### PARTS OF THE EXERCISE
A: According to the Bill Skelton biography, how many wolves did Skelton take in one winter?
B: Please extract the stretch of the Bill Skelton biography from "Bill had a thriving" through "day for Bill.".

William "Bill" Skelton (1850-1943)

William “Bill” Skelton was born in Cumberland, England in 1850, and came to the United States, settling in New York, with his parents in 1865. His father, Henry was a farmer by trade. His mother, Martha (Chambers) bore eleven children, of whom William was the tenth.

Bill soon thereafter went to Canada, and worked for a farmer for $6 a month. In 1866, he returned to New York, but found his parents had gone back to England. Bill made the decision to travel to Sioux City, Iowa, then on to Fort Benton, Montana earning passage by working on a riverboat. He joined with The Old Fur Company, and helped them build a trading post for Indian trade on the Missouri River at Fourchette Creek, above the mouth of the Musselshell. After the post was built, Bill honed his skills as a hunter and wolfer, and was very successful at both for a number of years. He spent much of his time in the area between Fort Benton and Fort Peck, Montana. The animals were very plentiful in those days. Bill related that he killed deer, elk, antelope and buffalo in the thousands, and one winter took 500 wolves by trapping and poisoning. He said, in hindsight, taking that many animals was excessive, but at the time, it seemed that the number of animals were inexhaustible.

He eventually concentrated his hunting in the Lewistown area, and loaded his hides on the Diamond R bull trains, where he sold them in Carroll, a major fur trading post not far from Cow Island in Montana. It was during this time that William became friends with fellow hunter/trapper Yellowstone Kelly. They were kindred spirits, and hunted and trapped together.

He owned and operated a woodhawking business on Cow Island, selling wood to the riverboats traveling the Missouri. His wood yard was one of the first to sell pine, along with the cottonwood. This was important to the riverboats, because it burned hotter, and gave the boats more power to get up the rapids.

He was attracted to the gold rush in the Black Hills for a short period. On the way back, Eugene Abbott and Bill missed the last riverboat, so they walked up the Missouri, heading for Fort Peck, and came upon Sitting Bull’s camp. This was shortly after the Indians had defeated General Custer and his army and the young warriors were prepared to kill the white men. As told - Sitting Bull and the other chiefs held them back, forming a bodyguard line allowing them to hide in the willows and access the river. Once they were across the river, and made it to the fort, they were safe and forever grateful to Sitting Bull.

Bill had a thriving business at Cow Island until the Nez Perce uprising cautioned travelers. He was escorting riverboat passengers to Fort Benton while his partner, Charles Buck, followed with added passengers. After maneuvering a rough stretch of the river, Charles’ passengers boarded with Bill for the remainder of the trip and Buck turned back to the wood yard. Unknown to them at the time, the Nez Perce were headed to Canada across the Missouri. Buck was never seen again. Prospectors and others a short distance behind Bill’s party were killed, but he was not aware until his party arrived safely in Fort Benton. A fortunate day for Bill.

### DATASET EXTRACT

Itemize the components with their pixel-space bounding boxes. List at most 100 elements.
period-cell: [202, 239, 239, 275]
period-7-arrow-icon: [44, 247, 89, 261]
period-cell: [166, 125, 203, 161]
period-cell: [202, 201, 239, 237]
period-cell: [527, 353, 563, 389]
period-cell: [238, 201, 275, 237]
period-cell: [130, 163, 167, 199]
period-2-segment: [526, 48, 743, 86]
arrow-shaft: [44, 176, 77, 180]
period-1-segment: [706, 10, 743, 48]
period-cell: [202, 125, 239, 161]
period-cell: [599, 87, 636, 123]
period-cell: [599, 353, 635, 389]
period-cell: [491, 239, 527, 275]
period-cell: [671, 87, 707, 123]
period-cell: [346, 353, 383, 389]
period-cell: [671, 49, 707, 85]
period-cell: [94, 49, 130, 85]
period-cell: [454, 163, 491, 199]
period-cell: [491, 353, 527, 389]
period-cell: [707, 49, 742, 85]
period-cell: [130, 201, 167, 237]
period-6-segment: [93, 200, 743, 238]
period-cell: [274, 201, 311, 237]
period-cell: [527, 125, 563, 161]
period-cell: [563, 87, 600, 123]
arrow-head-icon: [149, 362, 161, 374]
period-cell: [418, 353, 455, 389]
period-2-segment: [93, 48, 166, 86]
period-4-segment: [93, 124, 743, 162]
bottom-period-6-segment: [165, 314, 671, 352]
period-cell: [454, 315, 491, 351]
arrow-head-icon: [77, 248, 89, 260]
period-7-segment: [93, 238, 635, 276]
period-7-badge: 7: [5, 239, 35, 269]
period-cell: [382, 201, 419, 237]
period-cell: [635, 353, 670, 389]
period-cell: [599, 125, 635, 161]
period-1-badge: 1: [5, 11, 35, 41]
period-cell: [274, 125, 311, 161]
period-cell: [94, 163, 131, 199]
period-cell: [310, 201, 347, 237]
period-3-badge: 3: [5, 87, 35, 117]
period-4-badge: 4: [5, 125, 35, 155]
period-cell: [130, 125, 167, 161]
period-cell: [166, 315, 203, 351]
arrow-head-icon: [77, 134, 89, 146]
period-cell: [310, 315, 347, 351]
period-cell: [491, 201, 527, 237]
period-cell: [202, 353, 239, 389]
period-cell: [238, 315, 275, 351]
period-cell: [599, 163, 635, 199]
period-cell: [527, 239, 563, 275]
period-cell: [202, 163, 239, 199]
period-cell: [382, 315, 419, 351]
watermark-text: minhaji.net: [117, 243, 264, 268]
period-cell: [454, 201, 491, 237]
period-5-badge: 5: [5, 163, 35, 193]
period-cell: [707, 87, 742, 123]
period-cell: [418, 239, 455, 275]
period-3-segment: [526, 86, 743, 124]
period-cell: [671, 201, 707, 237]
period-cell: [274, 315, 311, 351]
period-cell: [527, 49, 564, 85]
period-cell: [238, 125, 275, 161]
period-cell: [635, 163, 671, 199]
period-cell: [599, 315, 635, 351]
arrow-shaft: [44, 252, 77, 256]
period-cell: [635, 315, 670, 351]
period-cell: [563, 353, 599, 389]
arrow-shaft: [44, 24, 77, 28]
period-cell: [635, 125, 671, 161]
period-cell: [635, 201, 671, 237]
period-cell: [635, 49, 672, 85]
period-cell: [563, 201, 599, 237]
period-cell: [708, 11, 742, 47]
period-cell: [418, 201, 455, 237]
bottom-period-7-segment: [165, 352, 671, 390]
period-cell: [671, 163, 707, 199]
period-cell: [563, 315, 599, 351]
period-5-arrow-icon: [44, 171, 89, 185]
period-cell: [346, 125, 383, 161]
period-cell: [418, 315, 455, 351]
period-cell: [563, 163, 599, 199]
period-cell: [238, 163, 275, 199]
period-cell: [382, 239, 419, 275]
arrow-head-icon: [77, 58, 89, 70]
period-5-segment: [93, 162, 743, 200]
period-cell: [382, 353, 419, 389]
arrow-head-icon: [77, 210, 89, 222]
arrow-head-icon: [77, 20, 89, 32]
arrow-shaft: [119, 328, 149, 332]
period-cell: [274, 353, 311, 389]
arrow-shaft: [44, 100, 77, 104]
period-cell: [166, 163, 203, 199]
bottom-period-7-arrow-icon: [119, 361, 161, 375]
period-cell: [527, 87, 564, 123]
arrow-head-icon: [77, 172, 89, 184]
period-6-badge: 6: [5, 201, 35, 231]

### RESPONSES PER TASK
A: 500 wolves, by trapping and poisoning.

B:
Bill had a thriving business at Cow Island until the Nez Perce uprising cautioned travelers. He was escorting riverboat passengers to Fort Benton while his partner, Charles Buck, followed with added passengers. After maneuvering a rough stretch of the river, Charles’ passengers boarded with Bill for the remainder of the trip and Buck turned back to the wood yard. Unknown to them at the time, the Nez Perce were headed to Canada across the Missouri. Buck was never seen again. Prospectors and others a short distance behind Bill’s party were killed, but he was not aware until his party arrived safely in Fort Benton. A fortunate day for Bill.